## What you will do
Omit the pictures from the entries below and retype everything else exactly.
==== Supplied information
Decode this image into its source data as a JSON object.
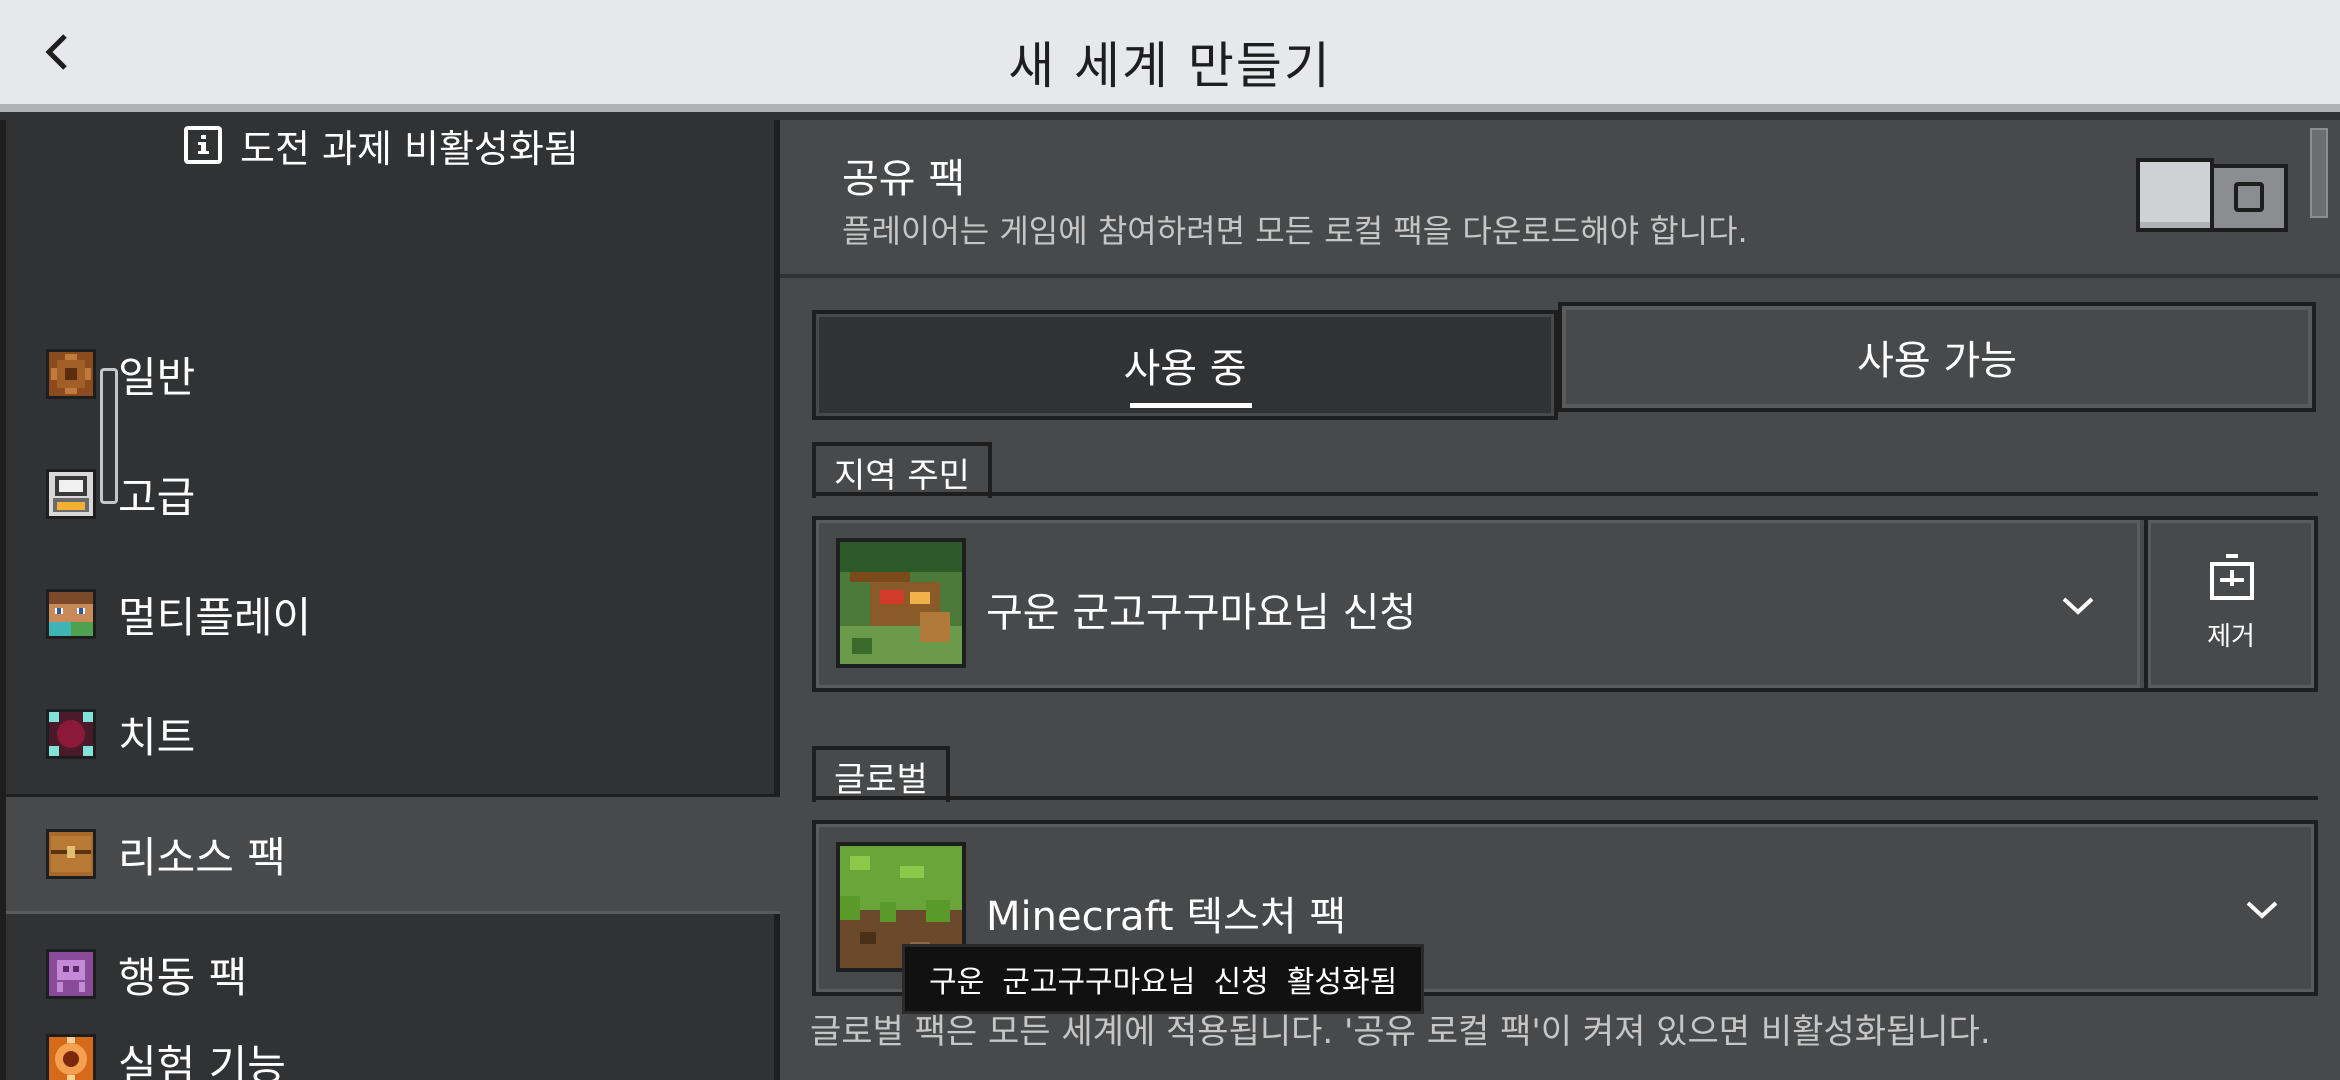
{
  "header": {
    "title": "새 세계 만들기",
    "back_icon": "chevron-left-icon"
  },
  "sidebar": {
    "notice": "도전 과제 비활성화됨",
    "notice_icon": "info-icon",
    "items": [
      {
        "label": "일반",
        "icon": "gear-icon"
      },
      {
        "label": "고급",
        "icon": "advanced-icon"
      },
      {
        "label": "멀티플레이",
        "icon": "players-icon"
      },
      {
        "label": "치트",
        "icon": "cheats-icon"
      },
      {
        "label": "리소스 팩",
        "icon": "chest-icon",
        "active": true
      },
      {
        "label": "행동 팩",
        "icon": "behavior-icon"
      },
      {
        "label": "실험 기능",
        "icon": "experiment-icon"
      }
    ]
  },
  "shared_packs": {
    "title": "공유 팩",
    "description": "플레이어는 게임에 참여하려면 모든 로컬 팩을 다운로드해야 합니다.",
    "toggle_on": false
  },
  "tabs": {
    "active": "사용 중",
    "available": "사용 가능"
  },
  "local_section": {
    "label": "지역 주민",
    "pack_name": "구운 군고구구마요님 신청",
    "remove_label": "제거"
  },
  "global_section": {
    "label": "글로벌",
    "pack_name": "Minecraft 텍스처 팩"
  },
  "tooltip": "구운 군고구구마요님 신청 활성화됨",
  "footnote": "글로벌 팩은 모든 세계에 적용됩니다. '공유 로컬 팩'이 켜져 있으면 비활성화됩니다.",
  "colors": {
    "header_bg": "#e6e8eb",
    "panel_bg": "#48494a",
    "sidebar_bg": "#313233",
    "border": "#1e1e1f"
  }
}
========
## Final result
Decode this image into its source data as a JSON object.
{
  "header": {
    "title": "새 세계 만들기",
    "back_icon": "chevron-left-icon"
  },
  "sidebar": {
    "notice": "도전 과제 비활성화됨",
    "notice_icon": "info-icon",
    "items": [
      {
        "label": "일반",
        "icon": "gear-icon"
      },
      {
        "label": "고급",
        "icon": "advanced-icon"
      },
      {
        "label": "멀티플레이",
        "icon": "players-icon"
      },
      {
        "label": "치트",
        "icon": "cheats-icon"
      },
      {
        "label": "리소스 팩",
        "icon": "chest-icon",
        "active": true
      },
      {
        "label": "행동 팩",
        "icon": "behavior-icon"
      },
      {
        "label": "실험 기능",
        "icon": "experiment-icon"
      }
    ]
  },
  "shared_packs": {
    "title": "공유 팩",
    "description": "플레이어는 게임에 참여하려면 모든 로컬 팩을 다운로드해야 합니다.",
    "toggle_on": false
  },
  "tabs": {
    "active": "사용 중",
    "available": "사용 가능"
  },
  "local_section": {
    "label": "지역 주민",
    "pack_name": "구운 군고구구마요님 신청",
    "remove_label": "제거"
  },
  "global_section": {
    "label": "글로벌",
    "pack_name": "Minecraft 텍스처 팩"
  },
  "tooltip": "구운 군고구구마요님 신청 활성화됨",
  "footnote": "글로벌 팩은 모든 세계에 적용됩니다. '공유 로컬 팩'이 켜져 있으면 비활성화됩니다.",
  "colors": {
    "header_bg": "#e6e8eb",
    "panel_bg": "#48494a",
    "sidebar_bg": "#313233",
    "border": "#1e1e1f"
  }
}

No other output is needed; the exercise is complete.